[start of Raw data]

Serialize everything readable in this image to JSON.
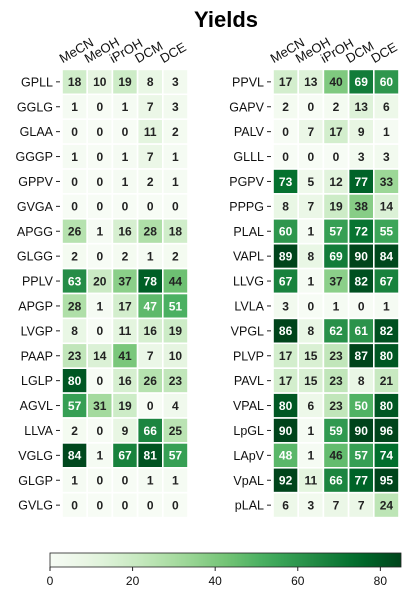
{
  "chart_data": {
    "type": "heatmap",
    "title": "Yields",
    "columns": [
      "MeCN",
      "MeOH",
      "iPrOH",
      "DCM",
      "DCE"
    ],
    "panels": [
      {
        "rows": [
          "GPLL",
          "GGLG",
          "GLAA",
          "GGGP",
          "GPPV",
          "GVGA",
          "APGG",
          "GLGG",
          "PPLV",
          "APGP",
          "LVGP",
          "PAAP",
          "LGLP",
          "AGVL",
          "LLVA",
          "VGLG",
          "GLGP",
          "GVLG"
        ],
        "values": [
          [
            18,
            10,
            19,
            8,
            3
          ],
          [
            1,
            0,
            1,
            7,
            3
          ],
          [
            0,
            0,
            0,
            11,
            2
          ],
          [
            1,
            0,
            1,
            7,
            1
          ],
          [
            0,
            0,
            1,
            2,
            1
          ],
          [
            0,
            0,
            0,
            0,
            0
          ],
          [
            26,
            1,
            16,
            28,
            18
          ],
          [
            2,
            0,
            2,
            1,
            2
          ],
          [
            63,
            20,
            37,
            78,
            44
          ],
          [
            28,
            1,
            17,
            47,
            51
          ],
          [
            8,
            0,
            11,
            16,
            19
          ],
          [
            23,
            14,
            41,
            7,
            10
          ],
          [
            80,
            0,
            16,
            26,
            23
          ],
          [
            57,
            31,
            19,
            0,
            4
          ],
          [
            2,
            0,
            9,
            66,
            25
          ],
          [
            84,
            1,
            67,
            81,
            57
          ],
          [
            1,
            0,
            0,
            1,
            1
          ],
          [
            0,
            0,
            0,
            0,
            0
          ]
        ]
      },
      {
        "rows": [
          "PPVL",
          "GAPV",
          "PALV",
          "GLLL",
          "PGPV",
          "PPPG",
          "PLAL",
          "VAPL",
          "LLVG",
          "LVLA",
          "VPGL",
          "PLVP",
          "PAVL",
          "VPAL",
          "LpGL",
          "LApV",
          "VpAL",
          "pLAL"
        ],
        "values": [
          [
            17,
            13,
            40,
            69,
            60
          ],
          [
            2,
            0,
            2,
            13,
            6
          ],
          [
            0,
            7,
            17,
            9,
            1
          ],
          [
            0,
            0,
            0,
            3,
            3
          ],
          [
            73,
            5,
            12,
            77,
            33
          ],
          [
            8,
            7,
            19,
            38,
            14
          ],
          [
            60,
            1,
            57,
            72,
            55
          ],
          [
            89,
            8,
            69,
            90,
            84
          ],
          [
            67,
            1,
            37,
            82,
            67
          ],
          [
            3,
            0,
            1,
            0,
            1
          ],
          [
            86,
            8,
            62,
            61,
            82
          ],
          [
            17,
            15,
            23,
            87,
            80
          ],
          [
            17,
            15,
            23,
            8,
            21
          ],
          [
            80,
            6,
            23,
            50,
            80
          ],
          [
            90,
            1,
            59,
            90,
            96
          ],
          [
            48,
            1,
            46,
            57,
            74
          ],
          [
            92,
            11,
            66,
            77,
            95
          ],
          [
            6,
            3,
            7,
            7,
            24
          ]
        ]
      }
    ],
    "colorbar": {
      "colormap": "Greens",
      "vmin": 0,
      "vmax": 85,
      "ticks": [
        0,
        20,
        40,
        60,
        80
      ]
    }
  }
}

[end of Raw data]

### Directive
Pictures are excluded; repeat every record exactly.

### In response
Serialize everything readable in this image to JSON.
{
  "chart_data": {
    "type": "heatmap",
    "title": "Yields",
    "columns": [
      "MeCN",
      "MeOH",
      "iPrOH",
      "DCM",
      "DCE"
    ],
    "panels": [
      {
        "rows": [
          "GPLL",
          "GGLG",
          "GLAA",
          "GGGP",
          "GPPV",
          "GVGA",
          "APGG",
          "GLGG",
          "PPLV",
          "APGP",
          "LVGP",
          "PAAP",
          "LGLP",
          "AGVL",
          "LLVA",
          "VGLG",
          "GLGP",
          "GVLG"
        ],
        "values": [
          [
            18,
            10,
            19,
            8,
            3
          ],
          [
            1,
            0,
            1,
            7,
            3
          ],
          [
            0,
            0,
            0,
            11,
            2
          ],
          [
            1,
            0,
            1,
            7,
            1
          ],
          [
            0,
            0,
            1,
            2,
            1
          ],
          [
            0,
            0,
            0,
            0,
            0
          ],
          [
            26,
            1,
            16,
            28,
            18
          ],
          [
            2,
            0,
            2,
            1,
            2
          ],
          [
            63,
            20,
            37,
            78,
            44
          ],
          [
            28,
            1,
            17,
            47,
            51
          ],
          [
            8,
            0,
            11,
            16,
            19
          ],
          [
            23,
            14,
            41,
            7,
            10
          ],
          [
            80,
            0,
            16,
            26,
            23
          ],
          [
            57,
            31,
            19,
            0,
            4
          ],
          [
            2,
            0,
            9,
            66,
            25
          ],
          [
            84,
            1,
            67,
            81,
            57
          ],
          [
            1,
            0,
            0,
            1,
            1
          ],
          [
            0,
            0,
            0,
            0,
            0
          ]
        ]
      },
      {
        "rows": [
          "PPVL",
          "GAPV",
          "PALV",
          "GLLL",
          "PGPV",
          "PPPG",
          "PLAL",
          "VAPL",
          "LLVG",
          "LVLA",
          "VPGL",
          "PLVP",
          "PAVL",
          "VPAL",
          "LpGL",
          "LApV",
          "VpAL",
          "pLAL"
        ],
        "values": [
          [
            17,
            13,
            40,
            69,
            60
          ],
          [
            2,
            0,
            2,
            13,
            6
          ],
          [
            0,
            7,
            17,
            9,
            1
          ],
          [
            0,
            0,
            0,
            3,
            3
          ],
          [
            73,
            5,
            12,
            77,
            33
          ],
          [
            8,
            7,
            19,
            38,
            14
          ],
          [
            60,
            1,
            57,
            72,
            55
          ],
          [
            89,
            8,
            69,
            90,
            84
          ],
          [
            67,
            1,
            37,
            82,
            67
          ],
          [
            3,
            0,
            1,
            0,
            1
          ],
          [
            86,
            8,
            62,
            61,
            82
          ],
          [
            17,
            15,
            23,
            87,
            80
          ],
          [
            17,
            15,
            23,
            8,
            21
          ],
          [
            80,
            6,
            23,
            50,
            80
          ],
          [
            90,
            1,
            59,
            90,
            96
          ],
          [
            48,
            1,
            46,
            57,
            74
          ],
          [
            92,
            11,
            66,
            77,
            95
          ],
          [
            6,
            3,
            7,
            7,
            24
          ]
        ]
      }
    ],
    "colorbar": {
      "colormap": "Greens",
      "vmin": 0,
      "vmax": 85,
      "ticks": [
        0,
        20,
        40,
        60,
        80
      ]
    }
  }
}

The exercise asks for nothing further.